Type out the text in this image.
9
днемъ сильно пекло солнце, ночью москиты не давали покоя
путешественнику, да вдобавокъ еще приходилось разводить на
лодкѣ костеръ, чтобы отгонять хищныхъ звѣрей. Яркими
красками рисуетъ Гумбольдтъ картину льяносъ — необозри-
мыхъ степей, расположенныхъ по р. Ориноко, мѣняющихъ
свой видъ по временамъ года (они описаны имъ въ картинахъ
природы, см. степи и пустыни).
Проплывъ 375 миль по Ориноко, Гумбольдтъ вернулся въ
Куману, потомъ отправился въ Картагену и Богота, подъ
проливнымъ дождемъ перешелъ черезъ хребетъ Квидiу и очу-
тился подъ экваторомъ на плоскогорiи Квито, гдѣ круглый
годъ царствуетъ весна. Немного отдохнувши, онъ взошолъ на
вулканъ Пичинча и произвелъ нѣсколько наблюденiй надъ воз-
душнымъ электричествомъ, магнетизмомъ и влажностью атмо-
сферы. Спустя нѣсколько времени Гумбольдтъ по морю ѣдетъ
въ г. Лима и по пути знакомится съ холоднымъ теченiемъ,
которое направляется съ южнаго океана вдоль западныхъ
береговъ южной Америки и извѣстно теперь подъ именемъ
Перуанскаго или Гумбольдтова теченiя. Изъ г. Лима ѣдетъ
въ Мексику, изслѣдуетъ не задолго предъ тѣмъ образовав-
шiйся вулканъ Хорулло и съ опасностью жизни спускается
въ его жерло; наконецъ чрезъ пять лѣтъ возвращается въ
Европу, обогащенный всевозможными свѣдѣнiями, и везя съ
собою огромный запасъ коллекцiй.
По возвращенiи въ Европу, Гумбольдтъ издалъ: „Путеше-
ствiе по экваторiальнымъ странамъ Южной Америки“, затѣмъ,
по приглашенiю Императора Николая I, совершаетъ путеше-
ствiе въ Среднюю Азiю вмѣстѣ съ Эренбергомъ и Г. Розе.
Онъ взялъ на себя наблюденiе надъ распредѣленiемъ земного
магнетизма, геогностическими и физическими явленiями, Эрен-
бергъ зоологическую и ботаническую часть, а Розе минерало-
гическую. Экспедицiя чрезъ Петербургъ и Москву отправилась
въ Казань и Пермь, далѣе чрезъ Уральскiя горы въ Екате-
━━━━━━━━
### Your instructions
Repeat the listing in full, keeping every line exactly as it is.

### Solution
Type out the text in this image.
9
днемъ сильно пекло солнце, ночью москиты не давали покоя
путешественнику, да вдобавокъ еще приходилось разводить на
лодкѣ костеръ, чтобы отгонять хищныхъ звѣрей. Яркими
красками рисуетъ Гумбольдтъ картину льяносъ — необозри-
мыхъ степей, расположенныхъ по р. Ориноко, мѣняющихъ
свой видъ по временамъ года (они описаны имъ въ картинахъ
природы, см. степи и пустыни).
Проплывъ 375 миль по Ориноко, Гумбольдтъ вернулся въ
Куману, потомъ отправился въ Картагену и Богота, подъ
проливнымъ дождемъ перешелъ черезъ хребетъ Квидiу и очу-
тился подъ экваторомъ на плоскогорiи Квито, гдѣ круглый
годъ царствуетъ весна. Немного отдохнувши, онъ взошолъ на
вулканъ Пичинча и произвелъ нѣсколько наблюденiй надъ воз-
душнымъ электричествомъ, магнетизмомъ и влажностью атмо-
сферы. Спустя нѣсколько времени Гумбольдтъ по морю ѣдетъ
въ г. Лима и по пути знакомится съ холоднымъ теченiемъ,
которое направляется съ южнаго океана вдоль западныхъ
береговъ южной Америки и извѣстно теперь подъ именемъ
Перуанскаго или Гумбольдтова теченiя. Изъ г. Лима ѣдетъ
въ Мексику, изслѣдуетъ не задолго предъ тѣмъ образовав-
шiйся вулканъ Хорулло и съ опасностью жизни спускается
въ его жерло; наконецъ чрезъ пять лѣтъ возвращается въ
Европу, обогащенный всевозможными свѣдѣнiями, и везя съ
собою огромный запасъ коллекцiй.
По возвращенiи въ Европу, Гумбольдтъ издалъ: „Путеше-
ствiе по экваторiальнымъ странамъ Южной Америки“, затѣмъ,
по приглашенiю Императора Николая I, совершаетъ путеше-
ствiе въ Среднюю Азiю вмѣстѣ съ Эренбергомъ и Г. Розе.
Онъ взялъ на себя наблюденiе надъ распредѣленiемъ земного
магнетизма, геогностическими и физическими явленiями, Эрен-
бергъ зоологическую и ботаническую часть, а Розе минерало-
гическую. Экспедицiя чрезъ Петербургъ и Москву отправилась
въ Казань и Пермь, далѣе чрезъ Уральскiя горы въ Екате-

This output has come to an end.